**THE TASK:**
Scan the material for the word "have", and copy each line where it shows up.

:: RECORDS FOR PROCESSING ::

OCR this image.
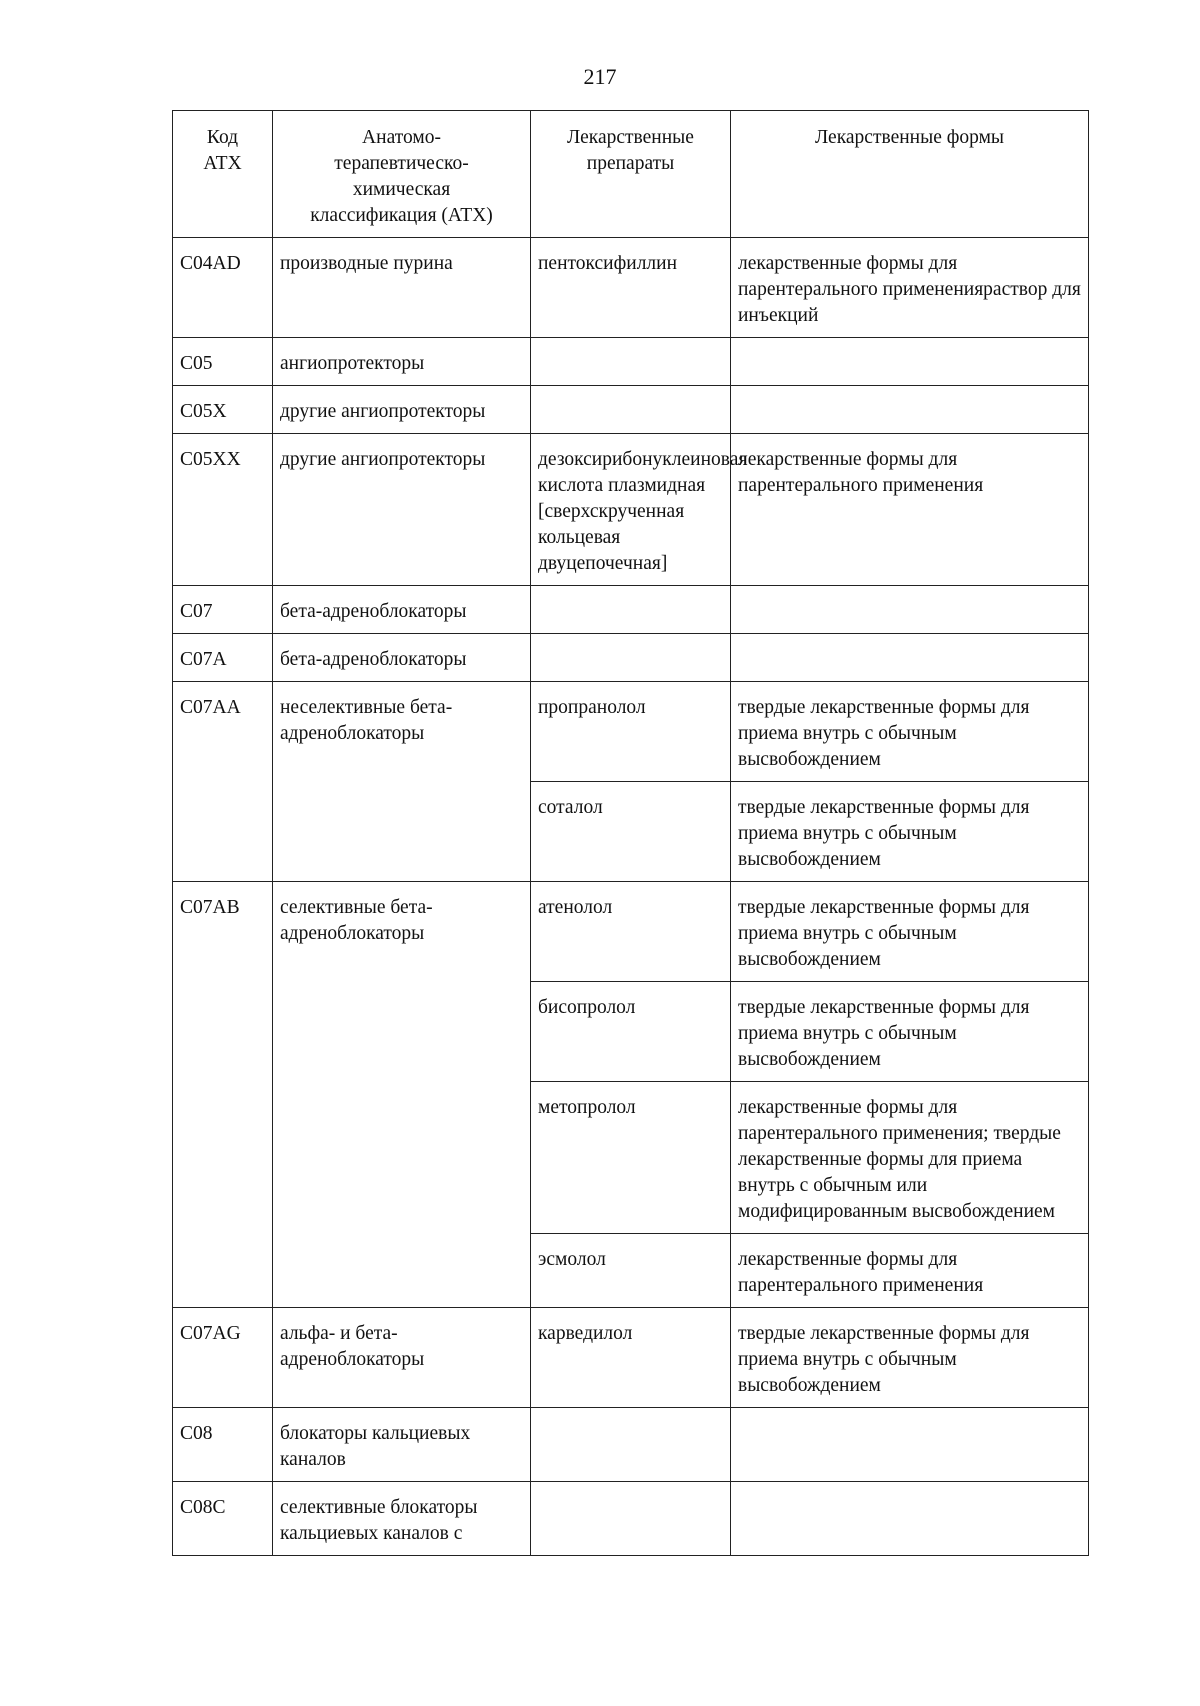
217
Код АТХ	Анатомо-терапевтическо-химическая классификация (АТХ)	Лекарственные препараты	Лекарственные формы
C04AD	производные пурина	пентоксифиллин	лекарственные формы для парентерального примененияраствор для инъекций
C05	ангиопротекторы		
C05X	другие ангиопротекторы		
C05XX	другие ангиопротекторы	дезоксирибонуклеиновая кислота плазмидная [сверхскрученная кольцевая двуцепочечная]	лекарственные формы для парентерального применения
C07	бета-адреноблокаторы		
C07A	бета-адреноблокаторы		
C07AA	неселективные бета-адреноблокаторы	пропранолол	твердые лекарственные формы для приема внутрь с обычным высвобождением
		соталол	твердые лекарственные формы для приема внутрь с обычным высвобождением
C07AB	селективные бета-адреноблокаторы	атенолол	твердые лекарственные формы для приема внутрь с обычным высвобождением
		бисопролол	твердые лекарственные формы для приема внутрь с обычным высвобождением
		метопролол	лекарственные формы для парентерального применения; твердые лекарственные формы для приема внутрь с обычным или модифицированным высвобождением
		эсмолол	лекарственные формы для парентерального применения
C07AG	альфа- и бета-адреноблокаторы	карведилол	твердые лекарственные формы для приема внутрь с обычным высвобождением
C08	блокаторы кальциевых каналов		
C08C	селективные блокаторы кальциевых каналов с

:::
:: RECORDS FOR PROCESSING ::

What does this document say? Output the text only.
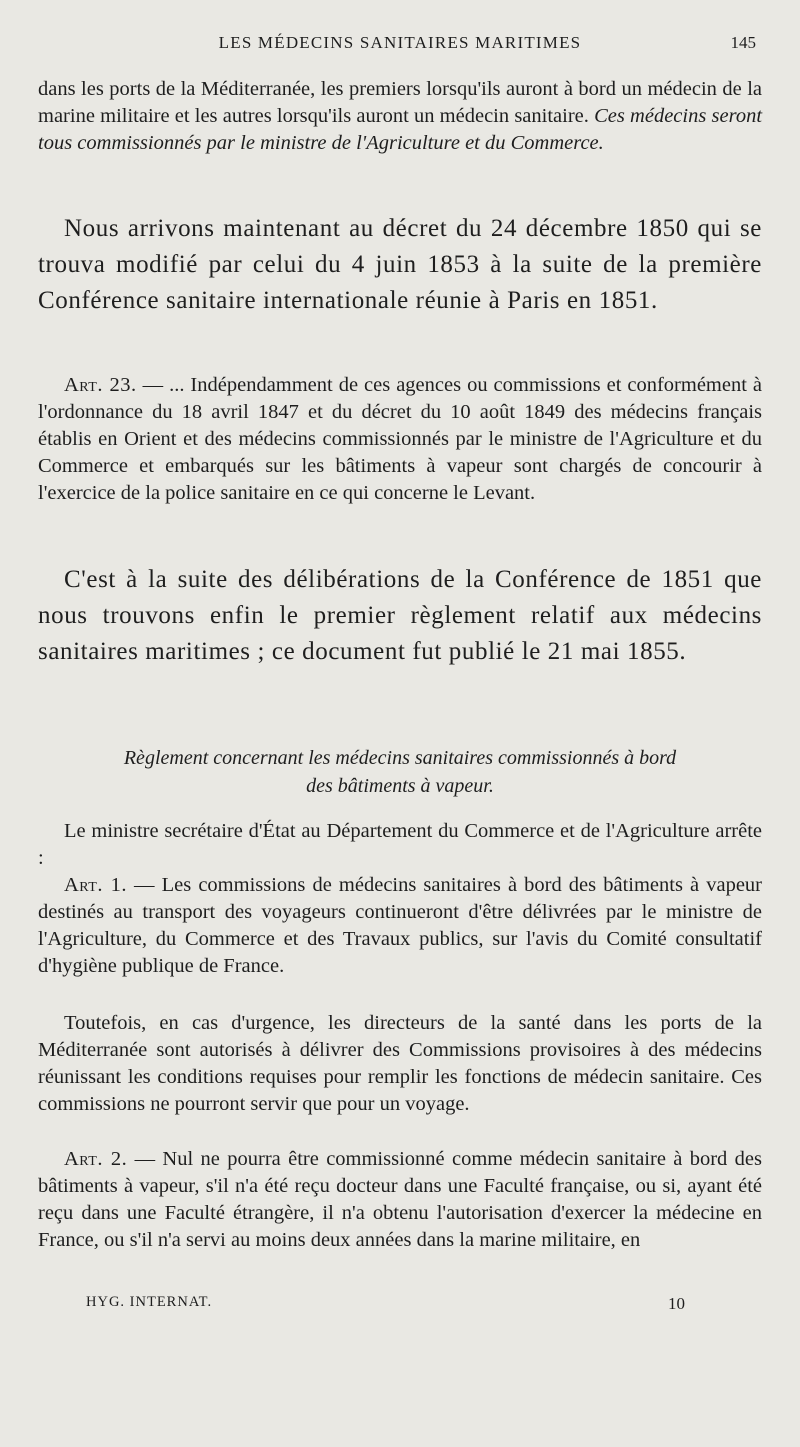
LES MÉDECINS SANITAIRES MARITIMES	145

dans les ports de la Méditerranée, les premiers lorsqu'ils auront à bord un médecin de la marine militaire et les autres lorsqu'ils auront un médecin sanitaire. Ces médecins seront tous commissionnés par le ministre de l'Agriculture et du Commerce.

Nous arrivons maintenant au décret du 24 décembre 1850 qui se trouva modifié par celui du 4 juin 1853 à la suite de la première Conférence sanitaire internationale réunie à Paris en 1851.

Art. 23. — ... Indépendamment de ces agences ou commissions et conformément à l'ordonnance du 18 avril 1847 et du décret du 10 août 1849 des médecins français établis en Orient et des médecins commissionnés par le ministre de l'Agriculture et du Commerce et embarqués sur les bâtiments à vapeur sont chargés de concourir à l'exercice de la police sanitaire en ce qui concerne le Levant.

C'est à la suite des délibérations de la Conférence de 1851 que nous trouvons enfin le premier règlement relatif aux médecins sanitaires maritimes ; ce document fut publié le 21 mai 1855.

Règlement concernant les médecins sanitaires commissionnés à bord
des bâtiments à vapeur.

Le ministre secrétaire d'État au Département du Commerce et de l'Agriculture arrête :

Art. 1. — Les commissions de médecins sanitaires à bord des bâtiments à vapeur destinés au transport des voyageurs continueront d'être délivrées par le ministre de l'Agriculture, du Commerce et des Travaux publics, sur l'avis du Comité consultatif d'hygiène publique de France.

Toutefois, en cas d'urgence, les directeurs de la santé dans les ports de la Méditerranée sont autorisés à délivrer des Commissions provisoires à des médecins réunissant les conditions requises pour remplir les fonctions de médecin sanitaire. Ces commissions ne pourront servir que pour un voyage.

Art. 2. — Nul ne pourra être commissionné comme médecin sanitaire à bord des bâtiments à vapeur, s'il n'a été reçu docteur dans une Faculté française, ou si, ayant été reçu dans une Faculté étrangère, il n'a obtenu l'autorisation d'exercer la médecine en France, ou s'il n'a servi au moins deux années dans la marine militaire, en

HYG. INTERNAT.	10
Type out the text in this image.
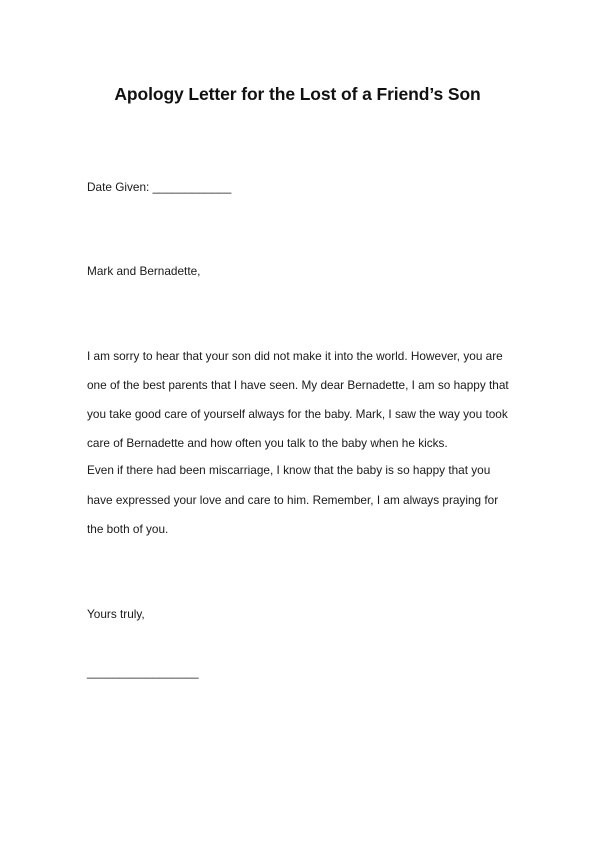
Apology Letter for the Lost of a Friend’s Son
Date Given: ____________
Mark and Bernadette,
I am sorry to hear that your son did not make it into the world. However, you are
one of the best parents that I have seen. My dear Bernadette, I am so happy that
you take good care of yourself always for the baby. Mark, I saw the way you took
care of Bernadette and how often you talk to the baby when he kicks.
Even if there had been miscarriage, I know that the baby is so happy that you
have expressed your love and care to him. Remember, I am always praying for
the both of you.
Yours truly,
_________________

:::
:: RECORDS FOR PROCESSING ::

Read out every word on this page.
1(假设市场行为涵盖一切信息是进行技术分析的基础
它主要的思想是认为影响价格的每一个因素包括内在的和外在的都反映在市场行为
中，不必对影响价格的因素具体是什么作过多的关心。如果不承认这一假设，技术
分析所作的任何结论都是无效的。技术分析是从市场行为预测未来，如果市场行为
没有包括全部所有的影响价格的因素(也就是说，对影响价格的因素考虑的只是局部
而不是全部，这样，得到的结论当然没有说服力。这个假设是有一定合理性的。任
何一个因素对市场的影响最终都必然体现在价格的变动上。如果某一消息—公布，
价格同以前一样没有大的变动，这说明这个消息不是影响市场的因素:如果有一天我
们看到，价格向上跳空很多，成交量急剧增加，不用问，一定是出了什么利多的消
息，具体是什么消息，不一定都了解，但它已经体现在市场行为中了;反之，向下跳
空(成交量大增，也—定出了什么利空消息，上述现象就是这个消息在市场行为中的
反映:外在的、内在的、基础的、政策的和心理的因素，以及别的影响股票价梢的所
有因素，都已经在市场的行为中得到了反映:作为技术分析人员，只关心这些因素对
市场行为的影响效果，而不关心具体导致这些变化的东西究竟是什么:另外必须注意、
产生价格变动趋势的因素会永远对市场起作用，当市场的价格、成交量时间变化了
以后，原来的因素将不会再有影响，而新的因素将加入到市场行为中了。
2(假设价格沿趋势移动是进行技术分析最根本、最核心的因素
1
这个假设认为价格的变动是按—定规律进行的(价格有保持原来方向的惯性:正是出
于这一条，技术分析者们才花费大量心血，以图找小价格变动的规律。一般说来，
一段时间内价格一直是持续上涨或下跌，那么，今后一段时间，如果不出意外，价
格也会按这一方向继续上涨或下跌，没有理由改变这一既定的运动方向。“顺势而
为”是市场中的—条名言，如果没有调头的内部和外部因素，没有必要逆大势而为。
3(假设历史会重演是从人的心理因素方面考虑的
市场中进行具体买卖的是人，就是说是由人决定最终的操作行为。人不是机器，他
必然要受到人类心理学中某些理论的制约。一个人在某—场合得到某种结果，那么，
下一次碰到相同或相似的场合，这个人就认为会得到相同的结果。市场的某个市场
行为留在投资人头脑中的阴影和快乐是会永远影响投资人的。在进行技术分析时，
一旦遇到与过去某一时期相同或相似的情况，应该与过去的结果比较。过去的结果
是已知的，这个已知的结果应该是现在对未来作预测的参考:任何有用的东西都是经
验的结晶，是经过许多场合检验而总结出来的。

:::

**SOLUTION FOR THIS PROBLEM:**
one of the best parents that I have seen. My dear Bernadette, I am so happy that
have expressed your love and care to him. Remember, I am always praying for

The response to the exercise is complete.